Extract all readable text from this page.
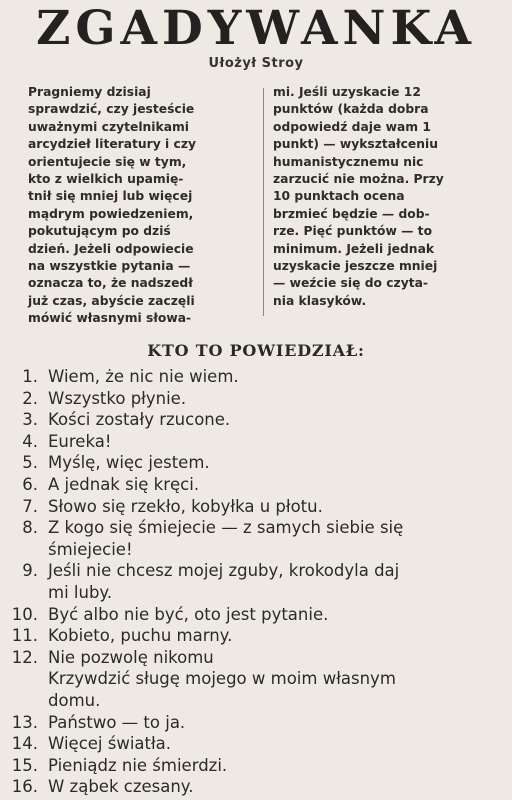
ZGADYWANKA
Ułożył Stroy
Pragniemy dzisiaj
sprawdzić, czy jesteście
uważnymi czytelnikami
arcydzieł literatury i czy
orientujecie się w tym,
kto z wielkich upamię-
tnił się mniej lub więcej
mądrym powiedzeniem,
pokutującym po dziś
dzień. Jeżeli odpowiecie
na wszystkie pytania —
oznacza to, że nadszedł
już czas, abyście zaczęli
mówić własnymi słowa-
mi. Jeśli uzyskacie 12
punktów (każda dobra
odpowiedź daje wam 1
punkt) — wykształceniu
humanistycznemu nic
zarzucić nie można. Przy
10 punktach ocena
brzmieć będzie — dob-
rze. Pięć punktów — to
minimum. Jeżeli jednak
uzyskacie jeszcze mniej
— weźcie się do czyta-
nia klasyków.
KTO TO POWIEDZIAŁ:
1. Wiem, że nic nie wiem.
2. Wszystko płynie.
3. Kości zostały rzucone.
4. Eureka!
5. Myślę, więc jestem.
6. A jednak się kręci.
7. Słowo się rzekło, kobyłka u płotu.
8. Z kogo się śmiejecie — z samych siebie się
śmiejecie!
9. Jeśli nie chcesz mojej zguby, krokodyla daj
mi luby.
10. Być albo nie być, oto jest pytanie.
11. Kobieto, puchu marny.
12. Nie pozwolę nikomu
Krzywdzić sługę mojego w moim własnym
domu.
13. Państwo — to ja.
14. Więcej światła.
15. Pieniądz nie śmierdzi.
16. W ząbek czesany.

* [What you should do]: From the data above, write out everything exactly except the pictures.

* [Answer to the problem]:
Extract all readable text from this page.
ZGADYWANKA
Ułożył Stroy
Pragniemy dzisiaj
sprawdzić, czy jesteście
uważnymi czytelnikami
arcydzieł literatury i czy
orientujecie się w tym,
kto z wielkich upamię-
tnił się mniej lub więcej
mądrym powiedzeniem,
pokutującym po dziś
dzień. Jeżeli odpowiecie
na wszystkie pytania —
oznacza to, że nadszedł
już czas, abyście zaczęli
mówić własnymi słowa-
mi. Jeśli uzyskacie 12
punktów (każda dobra
odpowiedź daje wam 1
punkt) — wykształceniu
humanistycznemu nic
zarzucić nie można. Przy
10 punktach ocena
brzmieć będzie — dob-
rze. Pięć punktów — to
minimum. Jeżeli jednak
uzyskacie jeszcze mniej
— weźcie się do czyta-
nia klasyków.
KTO TO POWIEDZIAŁ:
1. Wiem, że nic nie wiem.
2. Wszystko płynie.
3. Kości zostały rzucone.
4. Eureka!
5. Myślę, więc jestem.
6. A jednak się kręci.
7. Słowo się rzekło, kobyłka u płotu.
8. Z kogo się śmiejecie — z samych siebie się
śmiejecie!
9. Jeśli nie chcesz mojej zguby, krokodyla daj
mi luby.
10. Być albo nie być, oto jest pytanie.
11. Kobieto, puchu marny.
12. Nie pozwolę nikomu
Krzywdzić sługę mojego w moim własnym
domu.
13. Państwo — to ja.
14. Więcej światła.
15. Pieniądz nie śmierdzi.
16. W ząbek czesany.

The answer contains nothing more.